### TASK GOAL
Take from the listing each line that has the string "pressure".

### RECORDS FOR THE TASK
****

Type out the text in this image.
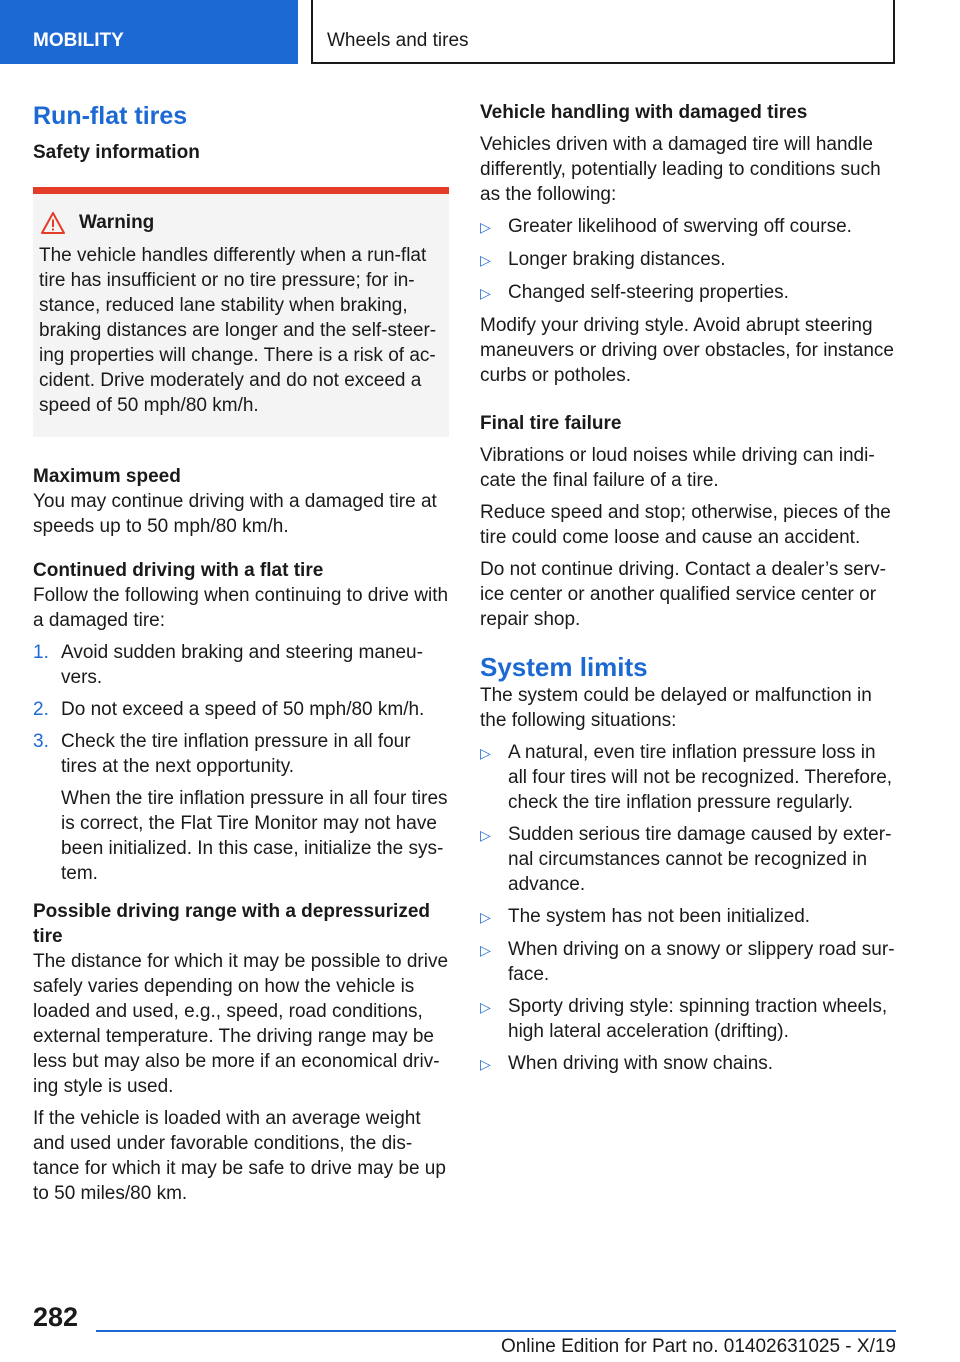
MOBILITY	Wheels and tires
Run-flat tires
Safety information
Warning
The vehicle handles differently when a run-flat tire has insufficient or no tire pressure; for instance, reduced lane stability when braking, braking distances are longer and the self-steering properties will change. There is a risk of accident. Drive moderately and do not exceed a speed of 50 mph/80 km/h.
Maximum speed

You may continue driving with a damaged tire at speeds up to 50 mph/80 km/h.

Continued driving with a flat tire

Follow the following when continuing to drive with a damaged tire:

1. Avoid sudden braking and steering maneuvers.
2. Do not exceed a speed of 50 mph/80 km/h.
3. Check the tire inflation pressure in all four tires at the next opportunity.
When the tire inflation pressure in all four tires is correct, the Flat Tire Monitor may not have been initialized. In this case, initialize the system.
Possible driving range with a depressurized tire

The distance for which it may be possible to drive safely varies depending on how the vehicle is loaded and used, e.g., speed, road conditions, external temperature. The driving range may be less but may also be more if an economical driving style is used.

If the vehicle is loaded with an average weight and used under favorable conditions, the distance for which it may be safe to drive may be up to 50 miles/80 km.

Vehicle handling with damaged tires

Vehicles driven with a damaged tire will handle differently, potentially leading to conditions such as the following:

▷ Greater likelihood of swerving off course.
▷ Longer braking distances.
▷ Changed self-steering properties.

Modify your driving style. Avoid abrupt steering maneuvers or driving over obstacles, for instance curbs or potholes.

Final tire failure

Vibrations or loud noises while driving can indicate the final failure of a tire.

Reduce speed and stop; otherwise, pieces of the tire could come loose and cause an accident.

Do not continue driving. Contact a dealer’s service center or another qualified service center or repair shop.

System limits

The system could be delayed or malfunction in the following situations:

▷ A natural, even tire inflation pressure loss in all four tires will not be recognized. Therefore, check the tire inflation pressure regularly.
▷ Sudden serious tire damage caused by external circumstances cannot be recognized in advance.
▷ The system has not been initialized.
▷ When driving on a snowy or slippery road surface.
▷ Sporty driving style: spinning traction wheels, high lateral acceleration (drifting).
▷ When driving with snow chains.
282
Online Edition for Part no. 01402631025 - X/19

****

### EXERCISE RESULT
The vehicle handles differently when a run-flat tire has insufficient or no tire pressure; for instance, reduced lane stability when braking, braking distances are longer and the self-steering properties will change. There is a risk of accident. Drive moderately and do not exceed a speed of 50 mph/80 km/h.
3. Check the tire inflation pressure in all four tires at the next opportunity.
When the tire inflation pressure in all four tires is correct, the Flat Tire Monitor may not have been initialized. In this case, initialize the system.
▷ A natural, even tire inflation pressure loss in all four tires will not be recognized. Therefore, check the tire inflation pressure regularly.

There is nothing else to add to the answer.